### [Your goal]
Count every line in the data below where "Lorem" occurs, then state that number and nothing more.

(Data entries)
---------------
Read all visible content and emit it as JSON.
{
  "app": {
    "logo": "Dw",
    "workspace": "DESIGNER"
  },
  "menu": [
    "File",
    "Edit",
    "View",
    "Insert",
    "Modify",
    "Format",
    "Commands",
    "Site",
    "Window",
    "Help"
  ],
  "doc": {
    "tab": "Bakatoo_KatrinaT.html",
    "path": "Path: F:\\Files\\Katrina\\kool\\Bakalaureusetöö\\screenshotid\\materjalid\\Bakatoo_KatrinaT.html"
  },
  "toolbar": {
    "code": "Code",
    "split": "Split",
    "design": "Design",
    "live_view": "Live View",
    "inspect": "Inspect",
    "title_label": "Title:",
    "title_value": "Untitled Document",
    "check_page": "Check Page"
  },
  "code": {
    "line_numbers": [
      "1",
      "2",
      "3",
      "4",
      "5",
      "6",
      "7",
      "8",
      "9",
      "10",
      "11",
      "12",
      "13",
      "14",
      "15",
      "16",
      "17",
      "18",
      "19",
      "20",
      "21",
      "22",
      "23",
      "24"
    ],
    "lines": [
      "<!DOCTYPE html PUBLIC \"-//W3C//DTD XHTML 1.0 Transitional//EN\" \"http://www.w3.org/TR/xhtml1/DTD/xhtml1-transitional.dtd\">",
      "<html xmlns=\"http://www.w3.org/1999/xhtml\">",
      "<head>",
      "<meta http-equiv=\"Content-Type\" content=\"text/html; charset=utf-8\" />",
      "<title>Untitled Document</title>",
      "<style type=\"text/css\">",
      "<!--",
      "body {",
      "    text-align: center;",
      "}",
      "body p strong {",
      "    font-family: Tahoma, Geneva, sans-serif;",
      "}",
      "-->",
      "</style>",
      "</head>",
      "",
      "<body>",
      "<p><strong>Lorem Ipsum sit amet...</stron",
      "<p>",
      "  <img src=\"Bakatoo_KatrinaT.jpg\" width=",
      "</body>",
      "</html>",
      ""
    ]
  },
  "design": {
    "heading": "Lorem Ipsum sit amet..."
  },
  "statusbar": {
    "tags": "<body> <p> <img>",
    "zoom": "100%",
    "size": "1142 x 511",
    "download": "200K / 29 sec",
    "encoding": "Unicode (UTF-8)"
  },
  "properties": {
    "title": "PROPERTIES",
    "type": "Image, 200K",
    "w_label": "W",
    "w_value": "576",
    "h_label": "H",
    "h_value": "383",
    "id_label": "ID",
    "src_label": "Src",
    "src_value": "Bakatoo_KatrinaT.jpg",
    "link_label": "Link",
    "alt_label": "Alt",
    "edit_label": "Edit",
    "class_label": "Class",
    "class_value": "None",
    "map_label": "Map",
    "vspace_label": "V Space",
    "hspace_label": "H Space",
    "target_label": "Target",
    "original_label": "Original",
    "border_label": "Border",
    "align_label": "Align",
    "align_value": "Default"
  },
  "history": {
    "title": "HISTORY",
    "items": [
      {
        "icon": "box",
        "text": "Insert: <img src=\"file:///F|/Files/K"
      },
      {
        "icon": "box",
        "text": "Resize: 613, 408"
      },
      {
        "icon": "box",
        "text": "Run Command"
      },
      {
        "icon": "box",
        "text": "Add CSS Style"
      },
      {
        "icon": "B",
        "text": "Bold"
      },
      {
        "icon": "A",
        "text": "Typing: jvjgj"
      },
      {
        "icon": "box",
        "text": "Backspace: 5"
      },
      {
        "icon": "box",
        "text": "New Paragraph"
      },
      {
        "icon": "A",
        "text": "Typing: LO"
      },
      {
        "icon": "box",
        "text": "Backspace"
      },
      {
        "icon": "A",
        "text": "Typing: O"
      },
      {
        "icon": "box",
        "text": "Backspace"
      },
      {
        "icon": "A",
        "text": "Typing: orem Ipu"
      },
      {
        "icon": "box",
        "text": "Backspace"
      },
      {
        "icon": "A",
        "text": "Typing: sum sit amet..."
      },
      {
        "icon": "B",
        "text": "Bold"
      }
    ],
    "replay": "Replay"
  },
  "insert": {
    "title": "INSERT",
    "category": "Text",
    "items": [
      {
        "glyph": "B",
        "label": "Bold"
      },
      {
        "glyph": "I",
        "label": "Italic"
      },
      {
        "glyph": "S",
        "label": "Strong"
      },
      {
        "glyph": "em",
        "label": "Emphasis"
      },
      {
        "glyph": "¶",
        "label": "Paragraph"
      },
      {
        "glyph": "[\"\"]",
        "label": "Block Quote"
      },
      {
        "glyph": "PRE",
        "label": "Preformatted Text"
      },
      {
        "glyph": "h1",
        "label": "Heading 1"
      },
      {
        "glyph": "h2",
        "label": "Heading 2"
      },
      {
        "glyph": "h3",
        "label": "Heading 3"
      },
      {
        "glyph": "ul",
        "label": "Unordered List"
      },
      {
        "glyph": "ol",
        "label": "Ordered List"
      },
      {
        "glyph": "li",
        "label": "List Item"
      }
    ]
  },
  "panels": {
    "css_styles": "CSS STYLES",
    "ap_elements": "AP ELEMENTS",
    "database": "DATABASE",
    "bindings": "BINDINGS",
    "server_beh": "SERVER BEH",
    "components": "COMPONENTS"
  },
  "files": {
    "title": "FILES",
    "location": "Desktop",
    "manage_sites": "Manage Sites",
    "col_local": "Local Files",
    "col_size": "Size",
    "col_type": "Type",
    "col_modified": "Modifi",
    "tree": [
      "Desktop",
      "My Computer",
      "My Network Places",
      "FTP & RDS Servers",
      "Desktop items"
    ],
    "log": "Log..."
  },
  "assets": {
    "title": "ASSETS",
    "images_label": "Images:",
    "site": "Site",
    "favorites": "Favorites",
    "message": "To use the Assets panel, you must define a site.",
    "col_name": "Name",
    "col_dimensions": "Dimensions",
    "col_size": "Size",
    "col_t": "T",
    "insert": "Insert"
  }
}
---------------
### [The solution]
2